------ RECORDS FOR THE EXERCISE ------

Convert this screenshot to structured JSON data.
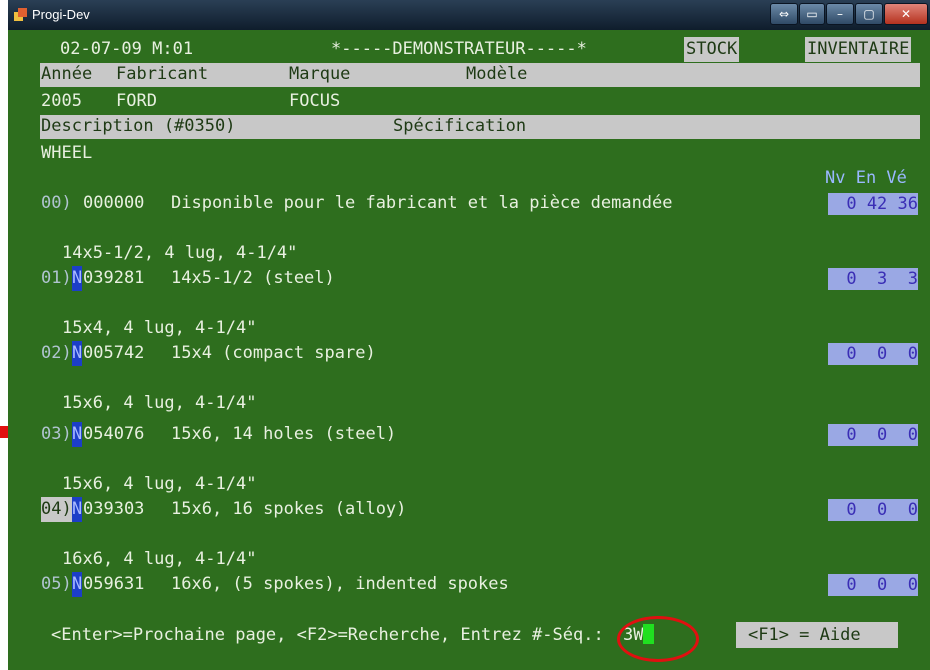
{
  "window": {
    "title": "Progi-Dev"
  },
  "header": {
    "datetime": "02-07-09 M:01",
    "banner": "*-----DEMONSTRATEUR-----*",
    "stock": "STOCK",
    "inventaire": "INVENTAIRE"
  },
  "vehicle": {
    "labels": {
      "annee": "Année",
      "fabricant": "Fabricant",
      "marque": "Marque",
      "modele": "Modèle"
    },
    "values": {
      "annee": "2005",
      "fabricant": "FORD",
      "marque": "FOCUS"
    }
  },
  "description": {
    "label": "Description (#0350)",
    "spec_label": "Spécification",
    "value": "WHEEL"
  },
  "qty_header": "Nv En Vé",
  "row00": {
    "num": "00)",
    "code": "000000",
    "text": "Disponible pour le fabricant et la pièce demandée",
    "qty": "0 42 36"
  },
  "items": [
    {
      "spec": "14x5-1/2, 4 lug, 4-1/4\"",
      "num": "01)",
      "flag": "N",
      "code": "039281",
      "desc": "14x5-1/2 (steel)",
      "qty": "0  3  3"
    },
    {
      "spec": "15x4, 4 lug, 4-1/4\"",
      "num": "02)",
      "flag": "N",
      "code": "005742",
      "desc": "15x4 (compact spare)",
      "qty": "0  0  0"
    },
    {
      "spec": "15x6, 4 lug, 4-1/4\"",
      "num": "03)",
      "flag": "N",
      "code": "054076",
      "desc": "15x6, 14 holes (steel)",
      "qty": "0  0  0"
    },
    {
      "spec": "15x6, 4 lug, 4-1/4\"",
      "num": "04)",
      "flag": "N",
      "code": "039303",
      "desc": "15x6, 16 spokes (alloy)",
      "qty": "0  0  0"
    },
    {
      "spec": "16x6, 4 lug, 4-1/4\"",
      "num": "05)",
      "flag": "N",
      "code": "059631",
      "desc": "16x6, (5 spokes), indented spokes",
      "qty": "0  0  0"
    }
  ],
  "footer": {
    "prompt": "<Enter>=Prochaine page, <F2>=Recherche, Entrez #-Séq.: ",
    "input_value": "3W",
    "help": "<F1> = Aide"
  },
  "colors": {
    "screen_bg": "#2e6e1e",
    "highlight_bar": "#c8c8c8",
    "cursor": "#20e020",
    "annotation": "#e01010"
  }
}
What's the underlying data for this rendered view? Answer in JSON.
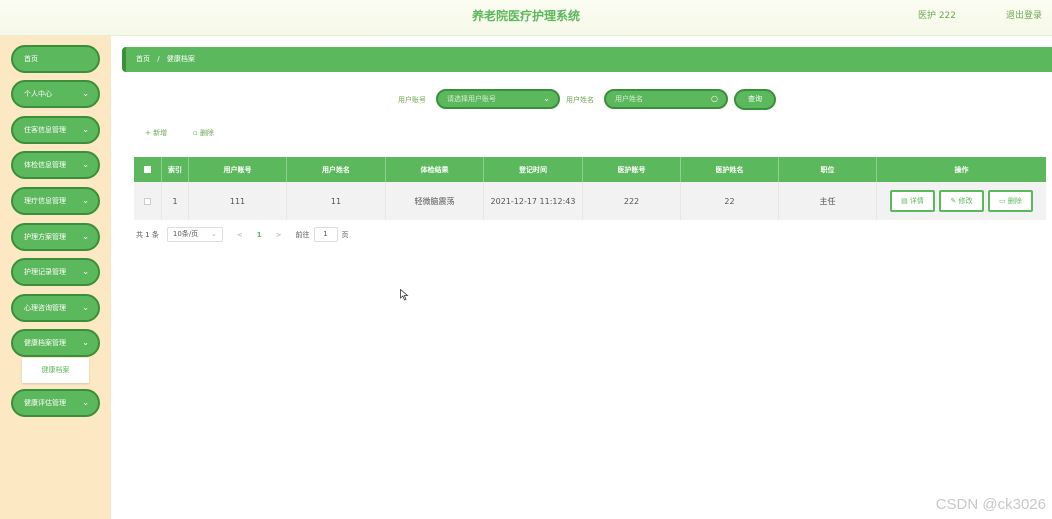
{
  "header": {
    "title": "养老院医疗护理系统",
    "user": "医护 222",
    "logout": "退出登录"
  },
  "sidebar": {
    "items": [
      {
        "label": "首页",
        "has_chevron": false
      },
      {
        "label": "个人中心",
        "has_chevron": true
      },
      {
        "label": "住客信息管理",
        "has_chevron": true
      },
      {
        "label": "体检信息管理",
        "has_chevron": true
      },
      {
        "label": "理疗信息管理",
        "has_chevron": true
      },
      {
        "label": "护理方案管理",
        "has_chevron": true
      },
      {
        "label": "护理记录管理",
        "has_chevron": true
      },
      {
        "label": "心理咨询管理",
        "has_chevron": true
      },
      {
        "label": "健康档案管理",
        "has_chevron": true
      },
      {
        "label": "健康评估管理",
        "has_chevron": true
      }
    ],
    "submenu_active": "健康档案",
    "chevron": "⌄"
  },
  "breadcrumb": {
    "home": "首页",
    "sep": "/",
    "current": "健康档案"
  },
  "search": {
    "account_label": "用户账号",
    "account_placeholder": "请选择用户账号",
    "name_label": "用户姓名",
    "name_placeholder": "用户姓名",
    "query_button": "查询"
  },
  "actions": {
    "add": "+ 新增",
    "delete": "删除"
  },
  "table": {
    "columns": [
      "索引",
      "用户账号",
      "用户姓名",
      "体检结果",
      "登记时间",
      "医护账号",
      "医护姓名",
      "职位",
      "操作"
    ],
    "rows": [
      [
        "1",
        "111",
        "11",
        "轻微脑震荡",
        "2021-12-17 11:12:43",
        "222",
        "22",
        "主任"
      ]
    ],
    "row_buttons": {
      "detail": "详情",
      "edit": "修改",
      "delete": "删除"
    }
  },
  "pagination": {
    "total": "共 1 条",
    "page_size": "10条/页",
    "prev": "<",
    "current_page": "1",
    "next": ">",
    "goto_label": "前往",
    "goto_value": "1",
    "page_unit": "页"
  },
  "watermark": "CSDN @ck3026",
  "colors": {
    "primary": "#5cb85c",
    "primary_dark": "#3a8f3a",
    "sidebar_bg": "#fde8c4"
  }
}
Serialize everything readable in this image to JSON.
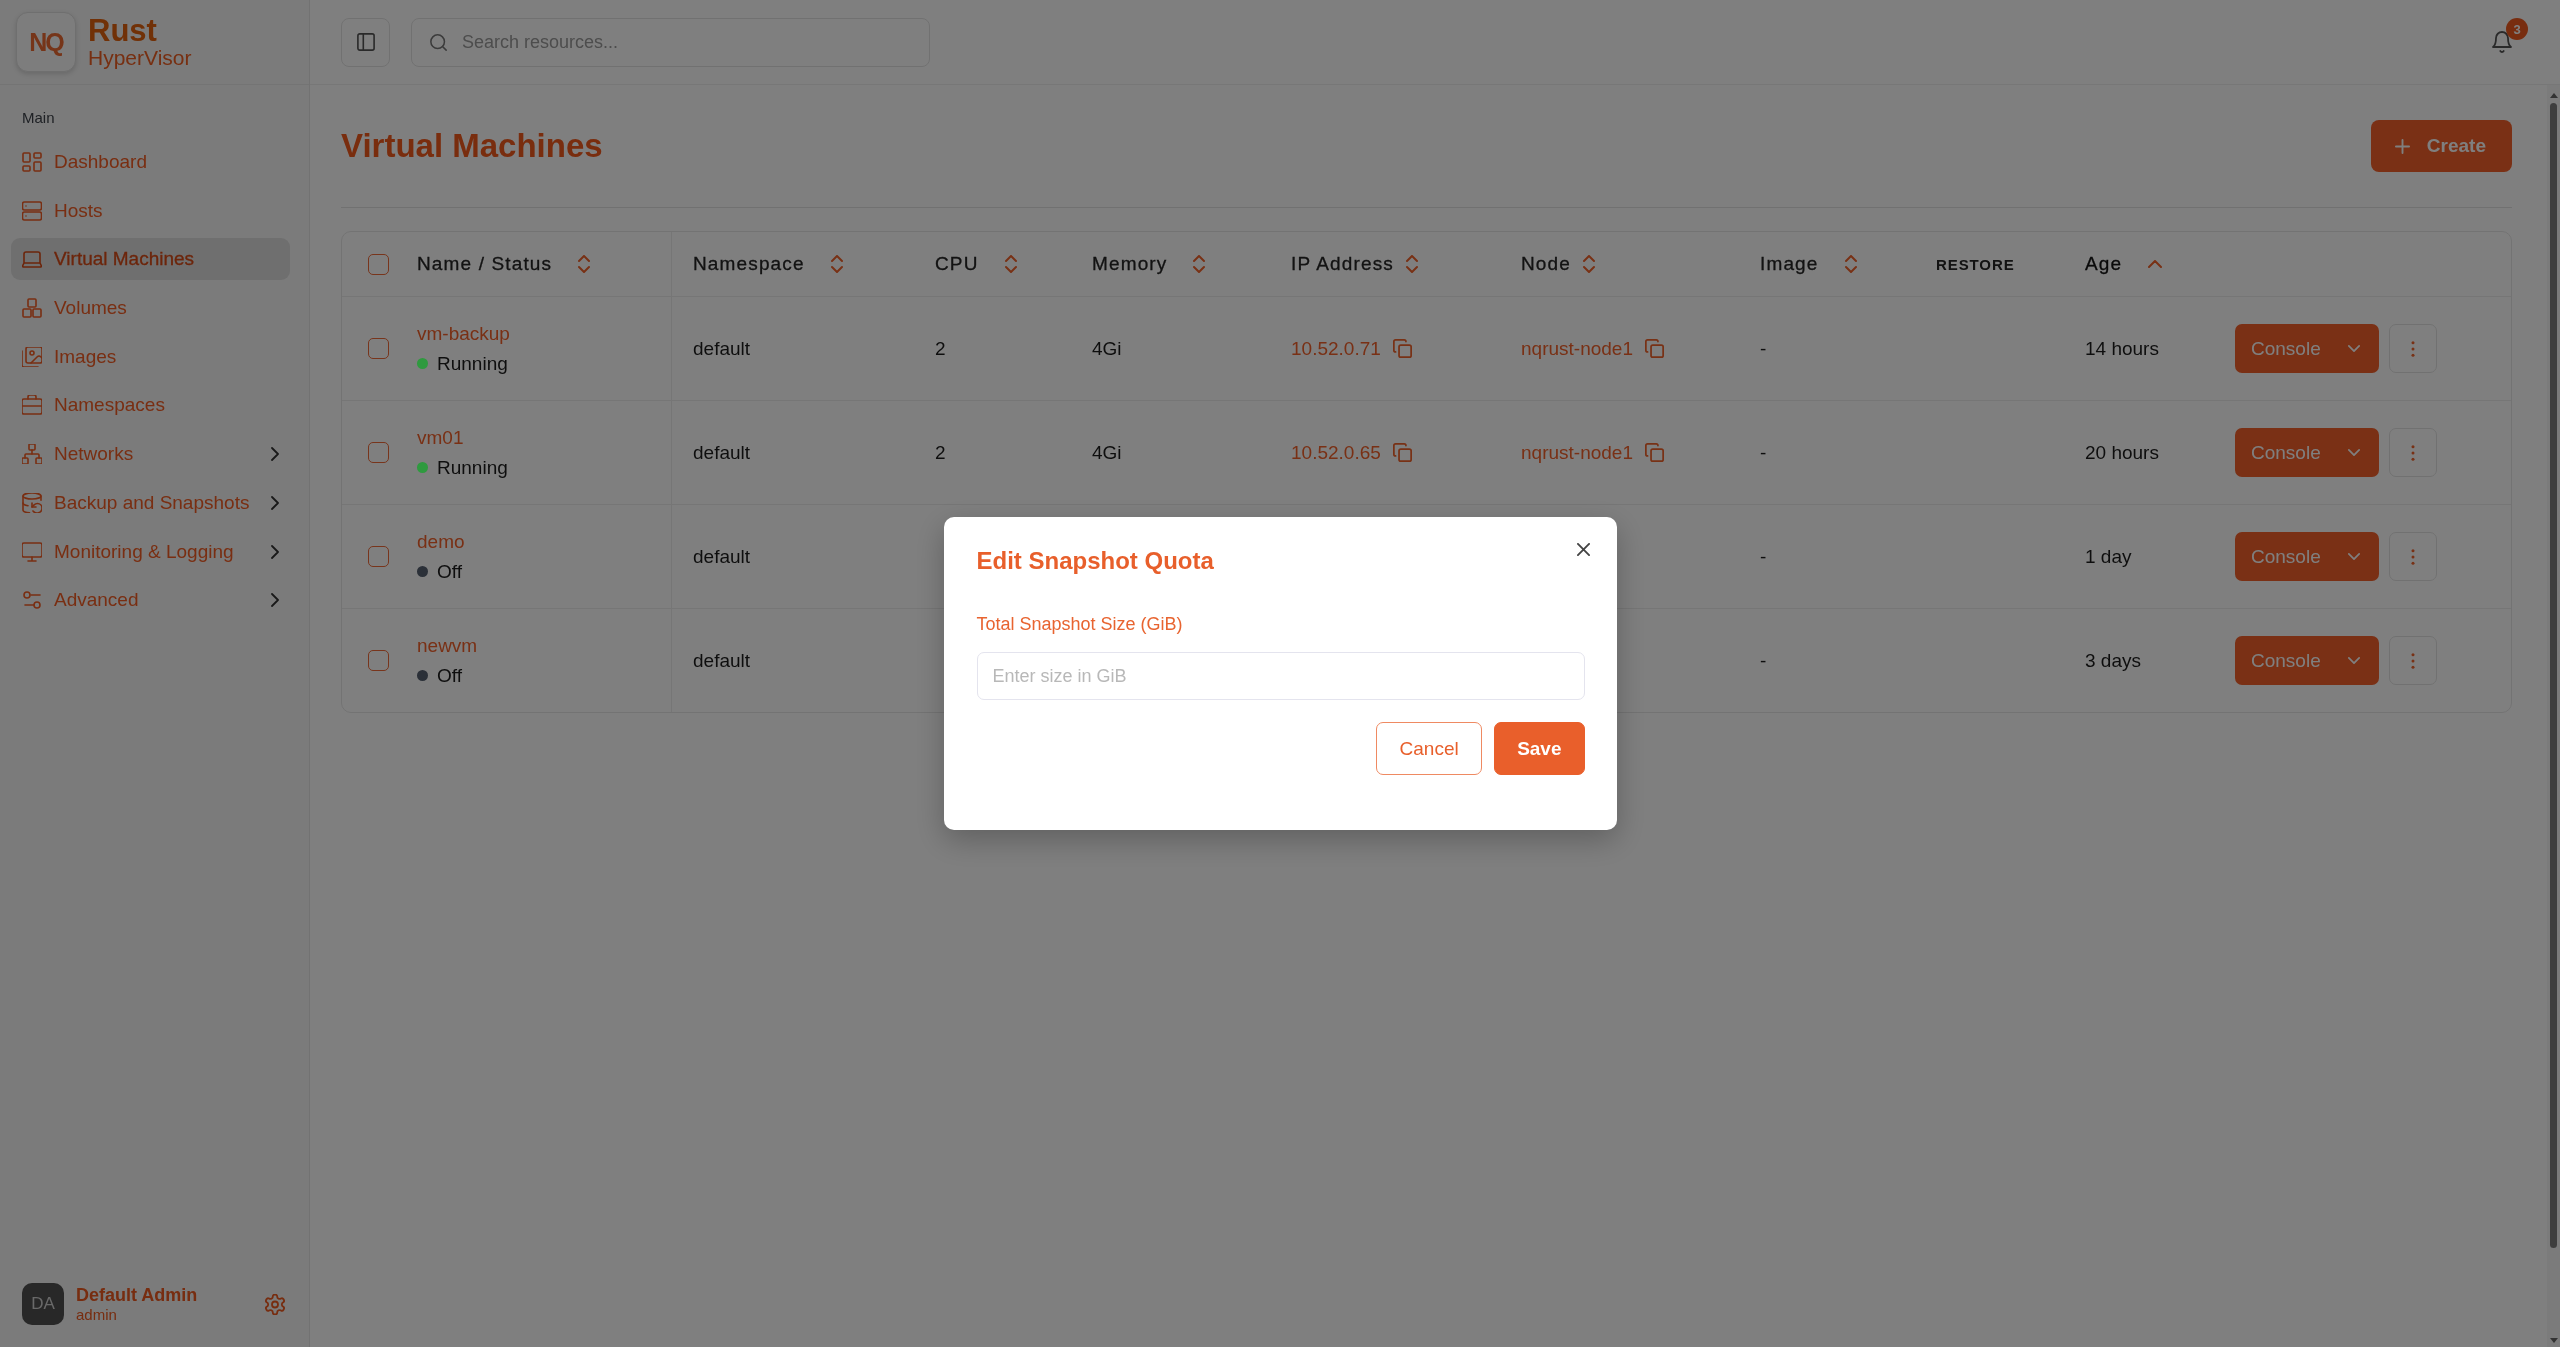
{
  "sidebar": {
    "brand": {
      "logo": "NQ",
      "name": "Rust",
      "subtitle": "HyperVisor"
    },
    "section": "Main",
    "items": [
      {
        "label": "Dashboard",
        "kind": "link",
        "selected": false
      },
      {
        "label": "Hosts",
        "kind": "link",
        "selected": false
      },
      {
        "label": "Virtual Machines",
        "kind": "link",
        "selected": true
      },
      {
        "label": "Volumes",
        "kind": "link",
        "selected": false
      },
      {
        "label": "Images",
        "kind": "link",
        "selected": false
      },
      {
        "label": "Namespaces",
        "kind": "link",
        "selected": false
      },
      {
        "label": "Networks",
        "kind": "group",
        "selected": false,
        "expanded": false
      },
      {
        "label": "Backup and Snapshots",
        "kind": "group",
        "selected": false,
        "expanded": false
      },
      {
        "label": "Monitoring & Logging",
        "kind": "group",
        "selected": false,
        "expanded": false
      },
      {
        "label": "Advanced",
        "kind": "group",
        "selected": false,
        "expanded": false
      }
    ],
    "user": {
      "initials": "DA",
      "name": "Default Admin",
      "role": "admin"
    }
  },
  "topbar": {
    "search": {
      "placeholder": "Search resources..."
    },
    "notifications": {
      "count": "3"
    }
  },
  "page": {
    "title": "Virtual Machines",
    "create_button": "Create"
  },
  "table": {
    "select_all": {
      "checked": false
    },
    "columns": [
      {
        "label": "Name / Status",
        "sortable": true,
        "sorted": false
      },
      {
        "label": "Namespace",
        "sortable": true,
        "sorted": false
      },
      {
        "label": "CPU",
        "sortable": true,
        "sorted": false
      },
      {
        "label": "Memory",
        "sortable": true,
        "sorted": false
      },
      {
        "label": "IP Address",
        "sortable": true,
        "sorted": false
      },
      {
        "label": "Node",
        "sortable": true,
        "sorted": false
      },
      {
        "label": "Image",
        "sortable": true,
        "sorted": false
      },
      {
        "label": "RESTORE",
        "sortable": false,
        "sorted": false
      },
      {
        "label": "Age",
        "sortable": true,
        "sorted": true
      }
    ],
    "rows": [
      {
        "checked": false,
        "name": "vm-backup",
        "status": {
          "label": "Running",
          "color": "#2f9a3f"
        },
        "namespace": "default",
        "cpu": "2",
        "memory": "4Gi",
        "ip": "10.52.0.71",
        "node": "nqrust-node1",
        "image": "-",
        "age": "14 hours",
        "action": "Console"
      },
      {
        "checked": false,
        "name": "vm01",
        "status": {
          "label": "Running",
          "color": "#2f9a3f"
        },
        "namespace": "default",
        "cpu": "2",
        "memory": "4Gi",
        "ip": "10.52.0.65",
        "node": "nqrust-node1",
        "image": "-",
        "age": "20 hours",
        "action": "Console"
      },
      {
        "checked": false,
        "name": "demo",
        "status": {
          "label": "Off",
          "color": "#2b3038"
        },
        "namespace": "default",
        "image": "-",
        "age": "1 day",
        "action": "Console"
      },
      {
        "checked": false,
        "name": "newvm",
        "status": {
          "label": "Off",
          "color": "#2b3038"
        },
        "namespace": "default",
        "image": "-",
        "age": "3 days",
        "action": "Console"
      }
    ]
  },
  "modal": {
    "title": "Edit Snapshot Quota",
    "field": {
      "label": "Total Snapshot Size (GiB)",
      "placeholder": "Enter size in GiB"
    },
    "buttons": [
      {
        "label": "Cancel",
        "kind": "secondary"
      },
      {
        "label": "Save",
        "kind": "primary"
      }
    ]
  }
}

------

■ TASK BRIEF ■
Pick each line holding the word "用户姓名" out of the listing.

■ WRITTEN ANSWER ■
    "name_label": "用户姓名",
    "name_placeholder": "用户姓名",
      "用户姓名",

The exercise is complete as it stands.